> _EXCERPT PROVIDED_:

# Price comparison of food storage companies



## elkmountaintents (Aug 11, 2016)

Hey everybody!

Last year I wanted to make a really big order of food. I was really nervous about what place could get me the best prices on the basics, so I looked at 11 different foods and compared their prices. This was 2015 so they may have changed a bit though. I've attached the comparison chart.

The best deal is if you are Mormon. The Mormon Church subsidizes the cost of several foods but I think you have to be a member.

Hopefully you find the information useful! If you know a better place to buy food storage, please share!


----------



## Maine-Marine (Mar 7, 2014)

You do not have to be mormon to order stuff from the LDS Store.. I have a ton/ cases and cases of stuff from them


----------



## A Watchman (Sep 14, 2015)

On line LDS store. Anyone can order, here is the link. https://store.lds.org/webapp/wcs/st...839595_10557_3074457345616706237_-1_N_image_0


----------



## elkmountaintents (Aug 11, 2016)

Maine-Marine said:


> You do not have to be mormon to order stuff from the LDS Store.. I have a ton/ cases and cases of stuff from them


Sweet! Thanks for the update!


----------



## elkmountaintents (Aug 11, 2016)

Maine-Marine said:


> You do not have to be mormon to order stuff from the LDS Store.. I have a ton/ cases and cases of stuff from them


thanks! sorry, I forgot to push the multi-quote button.


----------

> _WORK INSTRUCTIONS_:
1. In the forum thread on food storage prices, how many different foods did elkmountaintents compare prices for?
2. Print the forum thread on food storage prices word for word, from "The best deal" to "storage, please share!".

(Data entries)

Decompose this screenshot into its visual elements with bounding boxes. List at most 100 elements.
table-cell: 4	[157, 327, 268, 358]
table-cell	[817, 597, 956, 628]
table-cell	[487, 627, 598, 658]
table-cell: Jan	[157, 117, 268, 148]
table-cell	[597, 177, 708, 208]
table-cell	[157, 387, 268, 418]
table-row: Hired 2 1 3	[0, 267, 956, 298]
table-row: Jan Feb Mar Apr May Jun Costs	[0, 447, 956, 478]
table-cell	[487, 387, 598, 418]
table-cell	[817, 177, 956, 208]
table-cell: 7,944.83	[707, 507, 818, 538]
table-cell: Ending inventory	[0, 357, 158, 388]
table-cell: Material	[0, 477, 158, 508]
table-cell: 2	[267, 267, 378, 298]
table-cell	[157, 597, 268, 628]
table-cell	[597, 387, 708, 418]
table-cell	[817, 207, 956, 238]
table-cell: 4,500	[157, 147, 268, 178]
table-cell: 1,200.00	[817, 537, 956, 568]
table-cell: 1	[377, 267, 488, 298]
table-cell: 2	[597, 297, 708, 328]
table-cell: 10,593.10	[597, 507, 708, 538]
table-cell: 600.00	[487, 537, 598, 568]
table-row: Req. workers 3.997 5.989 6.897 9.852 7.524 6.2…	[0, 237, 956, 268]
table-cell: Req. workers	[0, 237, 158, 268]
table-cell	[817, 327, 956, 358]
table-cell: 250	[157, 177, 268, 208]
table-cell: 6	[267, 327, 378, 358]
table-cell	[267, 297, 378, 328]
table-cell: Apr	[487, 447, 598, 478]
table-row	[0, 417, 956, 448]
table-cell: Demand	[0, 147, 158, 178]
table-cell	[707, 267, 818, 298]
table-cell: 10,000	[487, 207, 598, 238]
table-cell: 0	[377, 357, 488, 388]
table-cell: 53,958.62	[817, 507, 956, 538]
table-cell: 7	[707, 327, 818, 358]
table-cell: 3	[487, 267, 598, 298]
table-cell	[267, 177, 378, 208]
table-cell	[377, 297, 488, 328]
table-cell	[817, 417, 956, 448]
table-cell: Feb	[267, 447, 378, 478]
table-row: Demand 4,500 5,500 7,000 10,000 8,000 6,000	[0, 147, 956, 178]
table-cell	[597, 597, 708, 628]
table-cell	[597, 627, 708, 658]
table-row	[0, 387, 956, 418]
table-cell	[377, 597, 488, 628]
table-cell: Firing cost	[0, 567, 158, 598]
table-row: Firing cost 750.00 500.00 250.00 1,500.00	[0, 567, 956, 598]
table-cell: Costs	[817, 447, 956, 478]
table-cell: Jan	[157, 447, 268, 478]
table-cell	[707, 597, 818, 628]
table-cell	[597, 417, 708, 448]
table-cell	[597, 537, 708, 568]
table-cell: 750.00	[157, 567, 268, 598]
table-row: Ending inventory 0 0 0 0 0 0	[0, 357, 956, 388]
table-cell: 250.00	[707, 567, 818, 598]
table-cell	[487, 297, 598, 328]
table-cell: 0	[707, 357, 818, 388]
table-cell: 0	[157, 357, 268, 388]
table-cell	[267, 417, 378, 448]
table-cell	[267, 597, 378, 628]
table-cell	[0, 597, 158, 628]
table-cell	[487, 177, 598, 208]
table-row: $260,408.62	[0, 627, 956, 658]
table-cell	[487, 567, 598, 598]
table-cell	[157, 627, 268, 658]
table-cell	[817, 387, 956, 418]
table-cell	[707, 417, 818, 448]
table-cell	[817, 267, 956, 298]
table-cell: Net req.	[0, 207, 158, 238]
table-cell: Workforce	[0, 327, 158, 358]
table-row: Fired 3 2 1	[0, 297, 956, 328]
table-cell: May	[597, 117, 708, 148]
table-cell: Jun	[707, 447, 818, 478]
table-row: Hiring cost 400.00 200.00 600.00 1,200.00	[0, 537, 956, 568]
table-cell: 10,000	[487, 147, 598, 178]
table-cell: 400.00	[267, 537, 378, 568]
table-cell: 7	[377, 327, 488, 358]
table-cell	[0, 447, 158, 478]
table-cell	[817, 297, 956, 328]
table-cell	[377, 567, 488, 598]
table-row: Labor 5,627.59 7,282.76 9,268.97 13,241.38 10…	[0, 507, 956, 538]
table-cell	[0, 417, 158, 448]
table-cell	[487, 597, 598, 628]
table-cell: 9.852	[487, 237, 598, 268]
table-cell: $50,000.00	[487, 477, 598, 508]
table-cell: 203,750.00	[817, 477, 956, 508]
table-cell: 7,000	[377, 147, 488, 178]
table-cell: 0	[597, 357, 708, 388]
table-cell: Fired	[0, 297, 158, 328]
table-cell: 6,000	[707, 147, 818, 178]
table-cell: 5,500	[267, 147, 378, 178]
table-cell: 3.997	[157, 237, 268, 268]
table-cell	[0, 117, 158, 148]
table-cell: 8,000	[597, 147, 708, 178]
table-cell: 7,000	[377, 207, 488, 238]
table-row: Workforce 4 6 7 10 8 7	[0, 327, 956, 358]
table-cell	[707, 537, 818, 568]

> _SOLUTIONS TO THE TASKS_:
1. 11 foods

2.
The best deal is if you are Mormon. The Mormon Church subsidizes the cost of several foods but I think you have to be a member.

Hopefully you find the information useful! If you know a better place to buy food storage, please share!